Give every entry again, word for word.
## Start Provided entries
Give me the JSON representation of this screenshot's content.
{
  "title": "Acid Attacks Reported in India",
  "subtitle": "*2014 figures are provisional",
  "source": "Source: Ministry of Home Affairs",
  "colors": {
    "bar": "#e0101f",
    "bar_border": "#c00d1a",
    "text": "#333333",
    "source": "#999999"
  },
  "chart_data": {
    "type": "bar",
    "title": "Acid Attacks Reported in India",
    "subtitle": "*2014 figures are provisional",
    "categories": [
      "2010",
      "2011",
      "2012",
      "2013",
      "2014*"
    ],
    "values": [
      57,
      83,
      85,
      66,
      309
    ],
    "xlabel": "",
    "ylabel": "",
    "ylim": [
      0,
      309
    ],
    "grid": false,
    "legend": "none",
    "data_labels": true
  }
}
## End Provided entries
* _Complete response_:
Give me the JSON representation of this screenshot's content.
{
  "title": "Acid Attacks Reported in India",
  "subtitle": "*2014 figures are provisional",
  "source": "Source: Ministry of Home Affairs",
  "colors": {
    "bar": "#e0101f",
    "bar_border": "#c00d1a",
    "text": "#333333",
    "source": "#999999"
  },
  "chart_data": {
    "type": "bar",
    "title": "Acid Attacks Reported in India",
    "subtitle": "*2014 figures are provisional",
    "categories": [
      "2010",
      "2011",
      "2012",
      "2013",
      "2014*"
    ],
    "values": [
      57,
      83,
      85,
      66,
      309
    ],
    "xlabel": "",
    "ylabel": "",
    "ylim": [
      0,
      309
    ],
    "grid": false,
    "legend": "none",
    "data_labels": true
  }
}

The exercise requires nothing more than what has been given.